** Begin Provided material **
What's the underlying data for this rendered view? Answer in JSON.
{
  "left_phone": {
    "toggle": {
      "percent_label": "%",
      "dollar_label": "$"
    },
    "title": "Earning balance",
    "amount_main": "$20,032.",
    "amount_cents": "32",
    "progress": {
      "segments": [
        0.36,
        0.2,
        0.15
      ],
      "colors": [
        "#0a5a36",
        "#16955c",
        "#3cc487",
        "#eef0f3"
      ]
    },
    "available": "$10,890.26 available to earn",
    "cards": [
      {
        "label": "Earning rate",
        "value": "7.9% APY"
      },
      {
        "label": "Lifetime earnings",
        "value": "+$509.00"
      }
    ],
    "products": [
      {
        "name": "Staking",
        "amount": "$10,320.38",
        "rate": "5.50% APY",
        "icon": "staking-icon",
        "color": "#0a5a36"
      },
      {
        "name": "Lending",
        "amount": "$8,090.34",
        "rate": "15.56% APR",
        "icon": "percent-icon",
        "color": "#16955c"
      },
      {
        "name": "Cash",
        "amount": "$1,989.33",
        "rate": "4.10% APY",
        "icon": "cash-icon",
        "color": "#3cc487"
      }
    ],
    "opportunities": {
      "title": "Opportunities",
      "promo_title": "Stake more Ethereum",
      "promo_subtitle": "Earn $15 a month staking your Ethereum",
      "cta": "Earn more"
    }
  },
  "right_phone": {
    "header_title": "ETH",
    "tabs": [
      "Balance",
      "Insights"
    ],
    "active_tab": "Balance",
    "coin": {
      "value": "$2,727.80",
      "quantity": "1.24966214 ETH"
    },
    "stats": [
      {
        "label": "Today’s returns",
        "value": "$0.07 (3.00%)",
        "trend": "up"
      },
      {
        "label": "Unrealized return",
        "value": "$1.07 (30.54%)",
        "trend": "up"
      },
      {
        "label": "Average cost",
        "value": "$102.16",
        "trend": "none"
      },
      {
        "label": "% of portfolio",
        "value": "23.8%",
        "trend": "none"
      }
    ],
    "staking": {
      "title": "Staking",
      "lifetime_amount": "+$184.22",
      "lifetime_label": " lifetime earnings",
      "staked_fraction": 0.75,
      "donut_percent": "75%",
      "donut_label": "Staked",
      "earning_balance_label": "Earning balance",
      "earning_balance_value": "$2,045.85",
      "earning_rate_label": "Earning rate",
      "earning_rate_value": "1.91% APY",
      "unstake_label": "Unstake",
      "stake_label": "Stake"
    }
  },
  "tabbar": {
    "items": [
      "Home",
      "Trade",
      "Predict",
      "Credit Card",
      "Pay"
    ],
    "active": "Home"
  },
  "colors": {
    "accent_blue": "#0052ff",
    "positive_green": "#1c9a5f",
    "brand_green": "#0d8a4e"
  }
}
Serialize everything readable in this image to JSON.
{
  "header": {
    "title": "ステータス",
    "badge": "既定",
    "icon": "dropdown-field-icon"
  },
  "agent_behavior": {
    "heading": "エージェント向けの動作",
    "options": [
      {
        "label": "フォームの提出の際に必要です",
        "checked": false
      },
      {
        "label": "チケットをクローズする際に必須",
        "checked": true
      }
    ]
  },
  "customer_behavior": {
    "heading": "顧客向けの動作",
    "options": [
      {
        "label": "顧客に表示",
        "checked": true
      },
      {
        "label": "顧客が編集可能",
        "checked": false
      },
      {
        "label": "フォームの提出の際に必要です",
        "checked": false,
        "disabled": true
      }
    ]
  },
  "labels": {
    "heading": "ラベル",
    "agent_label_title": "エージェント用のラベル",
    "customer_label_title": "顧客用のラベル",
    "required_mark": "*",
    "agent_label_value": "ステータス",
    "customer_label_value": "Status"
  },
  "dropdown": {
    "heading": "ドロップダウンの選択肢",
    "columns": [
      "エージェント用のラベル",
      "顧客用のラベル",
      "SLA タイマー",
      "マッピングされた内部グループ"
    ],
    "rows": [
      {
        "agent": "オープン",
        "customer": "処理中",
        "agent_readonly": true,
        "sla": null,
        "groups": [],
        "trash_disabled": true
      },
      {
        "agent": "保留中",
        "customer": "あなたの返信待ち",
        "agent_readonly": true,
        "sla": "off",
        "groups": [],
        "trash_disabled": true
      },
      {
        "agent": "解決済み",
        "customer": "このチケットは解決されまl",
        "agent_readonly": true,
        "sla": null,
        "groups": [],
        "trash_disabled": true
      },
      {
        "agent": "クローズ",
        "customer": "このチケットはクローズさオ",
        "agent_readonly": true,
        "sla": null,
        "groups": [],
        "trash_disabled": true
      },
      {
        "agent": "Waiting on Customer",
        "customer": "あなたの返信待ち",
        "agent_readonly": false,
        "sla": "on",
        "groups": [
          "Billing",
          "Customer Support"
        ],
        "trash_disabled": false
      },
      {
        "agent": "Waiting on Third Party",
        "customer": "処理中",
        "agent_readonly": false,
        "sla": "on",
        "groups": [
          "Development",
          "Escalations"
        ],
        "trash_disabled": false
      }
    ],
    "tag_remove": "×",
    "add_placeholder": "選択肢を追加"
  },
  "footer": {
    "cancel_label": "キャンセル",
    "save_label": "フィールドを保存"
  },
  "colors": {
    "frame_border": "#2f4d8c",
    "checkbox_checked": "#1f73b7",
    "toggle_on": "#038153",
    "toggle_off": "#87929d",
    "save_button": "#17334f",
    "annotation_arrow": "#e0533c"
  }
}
** End Provided material **
**Work required:**
Repeat the data in its entirety, character for character.

**Solution below:**
What's the underlying data for this rendered view? Answer in JSON.
{
  "left_phone": {
    "toggle": {
      "percent_label": "%",
      "dollar_label": "$"
    },
    "title": "Earning balance",
    "amount_main": "$20,032.",
    "amount_cents": "32",
    "progress": {
      "segments": [
        0.36,
        0.2,
        0.15
      ],
      "colors": [
        "#0a5a36",
        "#16955c",
        "#3cc487",
        "#eef0f3"
      ]
    },
    "available": "$10,890.26 available to earn",
    "cards": [
      {
        "label": "Earning rate",
        "value": "7.9% APY"
      },
      {
        "label": "Lifetime earnings",
        "value": "+$509.00"
      }
    ],
    "products": [
      {
        "name": "Staking",
        "amount": "$10,320.38",
        "rate": "5.50% APY",
        "icon": "staking-icon",
        "color": "#0a5a36"
      },
      {
        "name": "Lending",
        "amount": "$8,090.34",
        "rate": "15.56% APR",
        "icon": "percent-icon",
        "color": "#16955c"
      },
      {
        "name": "Cash",
        "amount": "$1,989.33",
        "rate": "4.10% APY",
        "icon": "cash-icon",
        "color": "#3cc487"
      }
    ],
    "opportunities": {
      "title": "Opportunities",
      "promo_title": "Stake more Ethereum",
      "promo_subtitle": "Earn $15 a month staking your Ethereum",
      "cta": "Earn more"
    }
  },
  "right_phone": {
    "header_title": "ETH",
    "tabs": [
      "Balance",
      "Insights"
    ],
    "active_tab": "Balance",
    "coin": {
      "value": "$2,727.80",
      "quantity": "1.24966214 ETH"
    },
    "stats": [
      {
        "label": "Today’s returns",
        "value": "$0.07 (3.00%)",
        "trend": "up"
      },
      {
        "label": "Unrealized return",
        "value": "$1.07 (30.54%)",
        "trend": "up"
      },
      {
        "label": "Average cost",
        "value": "$102.16",
        "trend": "none"
      },
      {
        "label": "% of portfolio",
        "value": "23.8%",
        "trend": "none"
      }
    ],
    "staking": {
      "title": "Staking",
      "lifetime_amount": "+$184.22",
      "lifetime_label": " lifetime earnings",
      "staked_fraction": 0.75,
      "donut_percent": "75%",
      "donut_label": "Staked",
      "earning_balance_label": "Earning balance",
      "earning_balance_value": "$2,045.85",
      "earning_rate_label": "Earning rate",
      "earning_rate_value": "1.91% APY",
      "unstake_label": "Unstake",
      "stake_label": "Stake"
    }
  },
  "tabbar": {
    "items": [
      "Home",
      "Trade",
      "Predict",
      "Credit Card",
      "Pay"
    ],
    "active": "Home"
  },
  "colors": {
    "accent_blue": "#0052ff",
    "positive_green": "#1c9a5f",
    "brand_green": "#0d8a4e"
  }
}
Serialize everything readable in this image to JSON.
{
  "header": {
    "title": "ステータス",
    "badge": "既定",
    "icon": "dropdown-field-icon"
  },
  "agent_behavior": {
    "heading": "エージェント向けの動作",
    "options": [
      {
        "label": "フォームの提出の際に必要です",
        "checked": false
      },
      {
        "label": "チケットをクローズする際に必須",
        "checked": true
      }
    ]
  },
  "customer_behavior": {
    "heading": "顧客向けの動作",
    "options": [
      {
        "label": "顧客に表示",
        "checked": true
      },
      {
        "label": "顧客が編集可能",
        "checked": false
      },
      {
        "label": "フォームの提出の際に必要です",
        "checked": false,
        "disabled": true
      }
    ]
  },
  "labels": {
    "heading": "ラベル",
    "agent_label_title": "エージェント用のラベル",
    "customer_label_title": "顧客用のラベル",
    "required_mark": "*",
    "agent_label_value": "ステータス",
    "customer_label_value": "Status"
  },
  "dropdown": {
    "heading": "ドロップダウンの選択肢",
    "columns": [
      "エージェント用のラベル",
      "顧客用のラベル",
      "SLA タイマー",
      "マッピングされた内部グループ"
    ],
    "rows": [
      {
        "agent": "オープン",
        "customer": "処理中",
        "agent_readonly": true,
        "sla": null,
        "groups": [],
        "trash_disabled": true
      },
      {
        "agent": "保留中",
        "customer": "あなたの返信待ち",
        "agent_readonly": true,
        "sla": "off",
        "groups": [],
        "trash_disabled": true
      },
      {
        "agent": "解決済み",
        "customer": "このチケットは解決されまl",
        "agent_readonly": true,
        "sla": null,
        "groups": [],
        "trash_disabled": true
      },
      {
        "agent": "クローズ",
        "customer": "このチケットはクローズさオ",
        "agent_readonly": true,
        "sla": null,
        "groups": [],
        "trash_disabled": true
      },
      {
        "agent": "Waiting on Customer",
        "customer": "あなたの返信待ち",
        "agent_readonly": false,
        "sla": "on",
        "groups": [
          "Billing",
          "Customer Support"
        ],
        "trash_disabled": false
      },
      {
        "agent": "Waiting on Third Party",
        "customer": "処理中",
        "agent_readonly": false,
        "sla": "on",
        "groups": [
          "Development",
          "Escalations"
        ],
        "trash_disabled": false
      }
    ],
    "tag_remove": "×",
    "add_placeholder": "選択肢を追加"
  },
  "footer": {
    "cancel_label": "キャンセル",
    "save_label": "フィールドを保存"
  },
  "colors": {
    "frame_border": "#2f4d8c",
    "checkbox_checked": "#1f73b7",
    "toggle_on": "#038153",
    "toggle_off": "#87929d",
    "save_button": "#17334f",
    "annotation_arrow": "#e0533c"
  }
}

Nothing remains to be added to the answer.